### Task description
Search the records for the word "greater" and report each line that has it.

### Data entries
[BEGIN]
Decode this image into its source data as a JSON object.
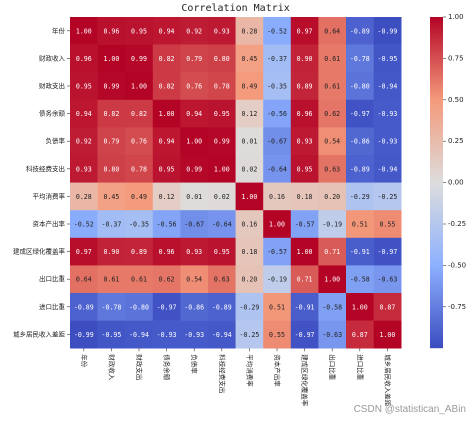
{
  "chart_data": {
    "type": "heatmap",
    "title": "Correlation Matrix",
    "labels": [
      "年份",
      "财政收入",
      "财政支出",
      "债务余额",
      "负债率",
      "科技经费支出",
      "平均消费率",
      "资本产出率",
      "建成区绿化覆盖率",
      "出口比重",
      "进口比重",
      "城乡居民收入差距"
    ],
    "values": [
      [
        1.0,
        0.96,
        0.95,
        0.94,
        0.92,
        0.93,
        0.28,
        -0.52,
        0.97,
        0.64,
        -0.89,
        -0.99
      ],
      [
        0.96,
        1.0,
        0.99,
        0.82,
        0.79,
        0.8,
        0.45,
        -0.37,
        0.9,
        0.61,
        -0.78,
        -0.95
      ],
      [
        0.95,
        0.99,
        1.0,
        0.82,
        0.76,
        0.78,
        0.49,
        -0.35,
        0.89,
        0.61,
        -0.8,
        -0.94
      ],
      [
        0.94,
        0.82,
        0.82,
        1.0,
        0.94,
        0.95,
        0.12,
        -0.56,
        0.96,
        0.62,
        -0.97,
        -0.93
      ],
      [
        0.92,
        0.79,
        0.76,
        0.94,
        1.0,
        0.99,
        0.01,
        -0.67,
        0.93,
        0.54,
        -0.86,
        -0.93
      ],
      [
        0.93,
        0.8,
        0.78,
        0.95,
        0.99,
        1.0,
        0.02,
        -0.64,
        0.95,
        0.63,
        -0.89,
        -0.94
      ],
      [
        0.28,
        0.45,
        0.49,
        0.12,
        0.01,
        0.02,
        1.0,
        0.16,
        0.18,
        0.2,
        -0.29,
        -0.25
      ],
      [
        -0.52,
        -0.37,
        -0.35,
        -0.56,
        -0.67,
        -0.64,
        0.16,
        1.0,
        -0.57,
        -0.19,
        0.51,
        0.55
      ],
      [
        0.97,
        0.9,
        0.89,
        0.96,
        0.93,
        0.95,
        0.18,
        -0.57,
        1.0,
        0.71,
        -0.91,
        -0.97
      ],
      [
        0.64,
        0.61,
        0.61,
        0.62,
        0.54,
        0.63,
        0.2,
        -0.19,
        0.71,
        1.0,
        -0.58,
        -0.63
      ],
      [
        -0.89,
        -0.78,
        -0.8,
        -0.97,
        -0.86,
        -0.89,
        -0.29,
        0.51,
        -0.91,
        -0.58,
        1.0,
        0.87
      ],
      [
        -0.99,
        -0.95,
        -0.94,
        -0.93,
        -0.93,
        -0.94,
        -0.25,
        0.55,
        -0.97,
        -0.63,
        0.87,
        1.0
      ]
    ],
    "vmin": -1.0,
    "vmax": 1.0,
    "colormap": "coolwarm",
    "colorbar_ticks": [
      "1.00",
      "0.75",
      "0.50",
      "0.25",
      "0.00",
      "-0.25",
      "-0.50",
      "-0.75"
    ],
    "colorbar_tick_values": [
      1.0,
      0.75,
      0.5,
      0.25,
      0.0,
      -0.25,
      -0.5,
      -0.75
    ]
  },
  "watermark": "CSDN @statistican_ABin"
}
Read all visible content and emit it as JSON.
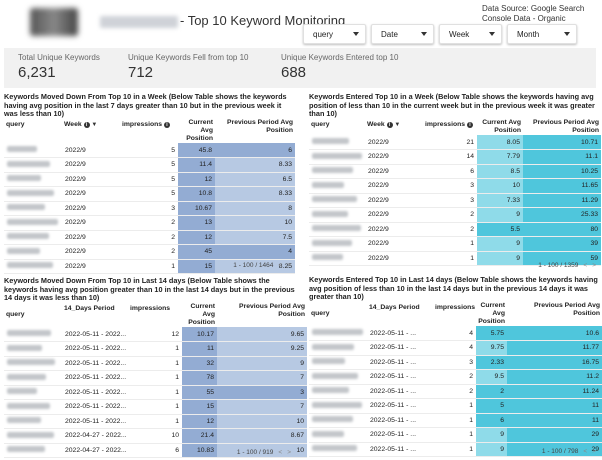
{
  "header": {
    "title": "- Top 10 Keyword Monitoring",
    "datasource": "Data Source: Google Search Console Data - Organic"
  },
  "filters": [
    "query",
    "Date",
    "Week",
    "Month"
  ],
  "scorecards": [
    {
      "label": "Total Unique Keywords",
      "value": "6,231"
    },
    {
      "label": "Unique Keywords Fell from top 10",
      "value": "712"
    },
    {
      "label": "Unique Keywords Entered top 10",
      "value": "688"
    }
  ],
  "colors": {
    "blue_light": "#dce6f3",
    "blue_mid": "#b7c9e3",
    "blue_dark": "#93acd3",
    "teal_light": "#c8eef4",
    "teal_mid": "#8fdbe9",
    "teal_dark": "#4fc6dc"
  },
  "panels": [
    {
      "title": "Keywords Moved Down From Top 10 in a Week (Below Table shows the keywords having avg position in the last 7 days greater than 10 but in the previous week it was less than 10)",
      "col_query": "query",
      "col_period": "Week",
      "col_impr": "impressions",
      "col_cur": "Current Avg Position",
      "col_prev": "Previous Period Avg Position",
      "pager": "1 - 100 / 1464",
      "rows": [
        {
          "period": "2022/9",
          "impr": "5",
          "cur": "45.8",
          "prev": "6"
        },
        {
          "period": "2022/9",
          "impr": "5",
          "cur": "11.4",
          "prev": "8.33"
        },
        {
          "period": "2022/9",
          "impr": "5",
          "cur": "12",
          "prev": "6.5"
        },
        {
          "period": "2022/9",
          "impr": "5",
          "cur": "10.8",
          "prev": "8.33"
        },
        {
          "period": "2022/9",
          "impr": "3",
          "cur": "10.67",
          "prev": "8"
        },
        {
          "period": "2022/9",
          "impr": "2",
          "cur": "13",
          "prev": "10"
        },
        {
          "period": "2022/9",
          "impr": "2",
          "cur": "12",
          "prev": "7.5"
        },
        {
          "period": "2022/9",
          "impr": "2",
          "cur": "45",
          "prev": "4"
        },
        {
          "period": "2022/9",
          "impr": "1",
          "cur": "15",
          "prev": "8.25"
        }
      ]
    },
    {
      "title": "Keywords Entered Top 10 in a Week (Below Table shows the keywords having avg position of less than 10 in the current week but in the previous week it was greater than 10)",
      "col_query": "query",
      "col_period": "Week",
      "col_impr": "impressions",
      "col_cur": "Current Avg Position",
      "col_prev": "Previous Period Avg Position",
      "pager": "1 - 100 / 1359",
      "rows": [
        {
          "period": "2022/9",
          "impr": "21",
          "cur": "8.05",
          "prev": "10.71"
        },
        {
          "period": "2022/9",
          "impr": "14",
          "cur": "7.79",
          "prev": "11.1"
        },
        {
          "period": "2022/9",
          "impr": "6",
          "cur": "8.5",
          "prev": "10.25"
        },
        {
          "period": "2022/9",
          "impr": "3",
          "cur": "10",
          "prev": "11.65"
        },
        {
          "period": "2022/9",
          "impr": "3",
          "cur": "7.33",
          "prev": "11.29"
        },
        {
          "period": "2022/9",
          "impr": "2",
          "cur": "9",
          "prev": "25.33"
        },
        {
          "period": "2022/9",
          "impr": "2",
          "cur": "5.5",
          "prev": "80"
        },
        {
          "period": "2022/9",
          "impr": "1",
          "cur": "9",
          "prev": "39"
        },
        {
          "period": "2022/9",
          "impr": "1",
          "cur": "9",
          "prev": "59"
        }
      ]
    },
    {
      "title": "Keywords Moved Down From Top 10 in Last 14 days (Below Table shows the keywords having avg position greater than 10 in the last 14 days but in the previous 14 days it was less than 10)",
      "col_query": "query",
      "col_period": "14_Days Period",
      "col_impr": "impressions",
      "col_cur": "Current Avg Position",
      "col_prev": "Previous Period Avg Position",
      "pager": "1 - 100 / 919",
      "rows": [
        {
          "period": "2022-05-11 - 2022...",
          "impr": "12",
          "cur": "10.17",
          "prev": "9.65"
        },
        {
          "period": "2022-05-11 - 2022...",
          "impr": "1",
          "cur": "11",
          "prev": "9.25"
        },
        {
          "period": "2022-05-11 - 2022...",
          "impr": "1",
          "cur": "32",
          "prev": "9"
        },
        {
          "period": "2022-05-11 - 2022...",
          "impr": "1",
          "cur": "78",
          "prev": "7"
        },
        {
          "period": "2022-05-11 - 2022...",
          "impr": "1",
          "cur": "55",
          "prev": "3"
        },
        {
          "period": "2022-05-11 - 2022...",
          "impr": "1",
          "cur": "15",
          "prev": "7"
        },
        {
          "period": "2022-05-11 - 2022...",
          "impr": "1",
          "cur": "12",
          "prev": "10"
        },
        {
          "period": "2022-04-27 - 2022...",
          "impr": "10",
          "cur": "21.4",
          "prev": "8.67"
        },
        {
          "period": "2022-04-27 - 2022...",
          "impr": "6",
          "cur": "10.83",
          "prev": "10"
        }
      ]
    },
    {
      "title": "Keywords Entered Top 10 in Last 14 days (Below Table shows the keywords having avg position of less than 10 in the last 14 days but in the previous 14 days it was greater than 10)",
      "col_query": "query",
      "col_period": "14_Days Period",
      "col_impr": "impressions",
      "col_cur": "Current Avg Position",
      "col_prev": "Previous Period Avg Position",
      "pager": "1 - 100 / 798",
      "rows": [
        {
          "period": "2022-05-11 - ...",
          "impr": "4",
          "cur": "5.75",
          "prev": "10.6"
        },
        {
          "period": "2022-05-11 - ...",
          "impr": "4",
          "cur": "9.75",
          "prev": "11.77"
        },
        {
          "period": "2022-05-11 - ...",
          "impr": "3",
          "cur": "2.33",
          "prev": "16.75"
        },
        {
          "period": "2022-05-11 - ...",
          "impr": "2",
          "cur": "9.5",
          "prev": "11.2"
        },
        {
          "period": "2022-05-11 - ...",
          "impr": "2",
          "cur": "2",
          "prev": "11.24"
        },
        {
          "period": "2022-05-11 - ...",
          "impr": "1",
          "cur": "5",
          "prev": "11"
        },
        {
          "period": "2022-05-11 - ...",
          "impr": "1",
          "cur": "6",
          "prev": "11"
        },
        {
          "period": "2022-05-11 - ...",
          "impr": "1",
          "cur": "9",
          "prev": "29"
        },
        {
          "period": "2022-05-11 - ...",
          "impr": "1",
          "cur": "9",
          "prev": "29"
        }
      ]
    }
  ]
}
[END]
### The answer
      "title": "Keywords Moved Down From Top 10 in a Week (Below Table shows the keywords having avg position in the last 7 days greater than 10 but in the previous week it was less than 10)",
      "title": "Keywords Entered Top 10 in a Week (Below Table shows the keywords having avg position of less than 10 in the current week but in the previous week it was greater than 10)",
      "title": "Keywords Moved Down From Top 10 in Last 14 days (Below Table shows the keywords having avg position greater than 10 in the last 14 days but in the previous 14 days it was less than 10)",
      "title": "Keywords Entered Top 10 in Last 14 days (Below Table shows the keywords having avg position of less than 10 in the last 14 days but in the previous 14 days it was greater than 10)",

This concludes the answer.